**Stated task:**
Swap each "societies" in the material below for "groups" and write the material out again with nothing else changed, leaving out the pictures.

**Input rows:**
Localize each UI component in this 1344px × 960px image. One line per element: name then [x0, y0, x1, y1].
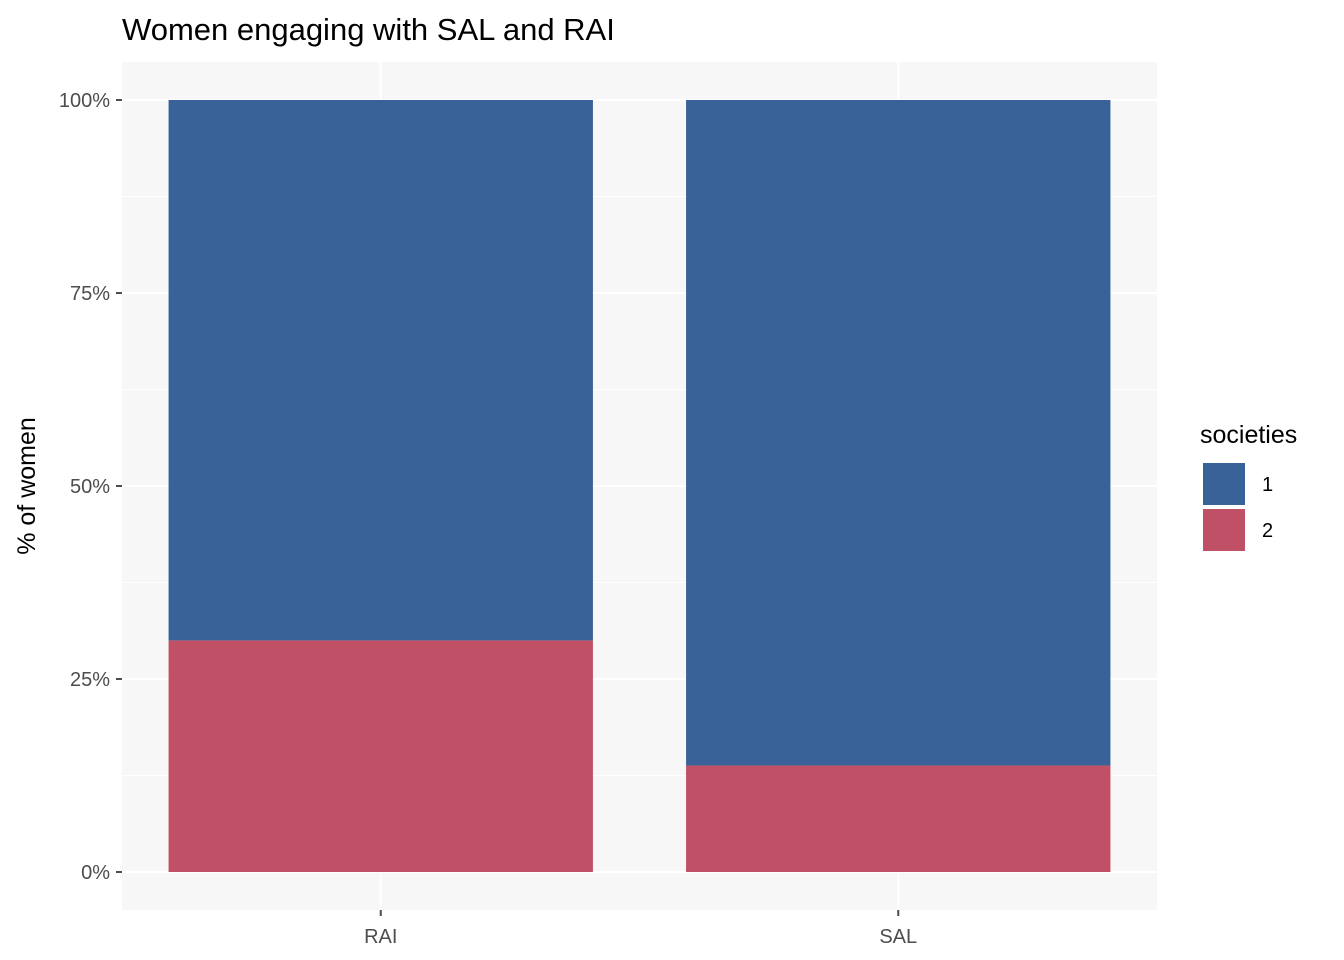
legend-label: 1: [1262, 474, 1273, 496]
legend-key-1: [1203, 463, 1245, 505]
y-tick-label: 100%: [59, 90, 110, 112]
y-tick-label: 25%: [70, 669, 110, 691]
x-tick-label: SAL: [879, 926, 917, 948]
y-tick-label: 0%: [81, 862, 110, 884]
bars: [168, 100, 1111, 872]
y-axis-title: % of women: [13, 417, 41, 555]
bar-RAI-series-1: [168, 100, 593, 641]
legend-label: 2: [1262, 520, 1273, 542]
x-tick-label: RAI: [364, 926, 397, 948]
bar-SAL-series-2: [686, 765, 1111, 872]
y-tick-label: 75%: [70, 283, 110, 305]
x-axis: RAI SAL: [364, 910, 917, 948]
legend-key-2: [1203, 509, 1245, 551]
bar-RAI-series-2: [168, 640, 593, 872]
legend-title: societies: [1200, 421, 1297, 449]
bar-SAL-series-1: [686, 100, 1111, 766]
y-tick-label: 50%: [70, 476, 110, 498]
chart-title: Women engaging with SAL and RAI: [122, 12, 615, 47]
legend: societies 1 2: [1200, 421, 1297, 551]
y-axis: 0% 25% 50% 75% 100%: [59, 90, 122, 884]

**Written answer:**
Localize each UI component in this 1344px × 960px image. One line per element: name then [x0, y0, x1, y1].
legend-label: 1: [1262, 474, 1273, 496]
legend-key-1: [1203, 463, 1245, 505]
y-tick-label: 100%: [59, 90, 110, 112]
y-tick-label: 25%: [70, 669, 110, 691]
x-tick-label: SAL: [879, 926, 917, 948]
y-tick-label: 0%: [81, 862, 110, 884]
bars: [168, 100, 1111, 872]
y-axis-title: % of women: [13, 417, 41, 555]
bar-RAI-series-1: [168, 100, 593, 641]
legend-label: 2: [1262, 520, 1273, 542]
x-tick-label: RAI: [364, 926, 397, 948]
bar-SAL-series-2: [686, 765, 1111, 872]
y-tick-label: 75%: [70, 283, 110, 305]
x-axis: RAI SAL: [364, 910, 917, 948]
legend-key-2: [1203, 509, 1245, 551]
bar-RAI-series-2: [168, 640, 593, 872]
legend-title: groups: [1200, 421, 1297, 449]
bar-SAL-series-1: [686, 100, 1111, 766]
y-tick-label: 50%: [70, 476, 110, 498]
chart-title: Women engaging with SAL and RAI: [122, 12, 615, 47]
legend: groups 1 2: [1200, 421, 1297, 551]
y-axis: 0% 25% 50% 75% 100%: [59, 90, 122, 884]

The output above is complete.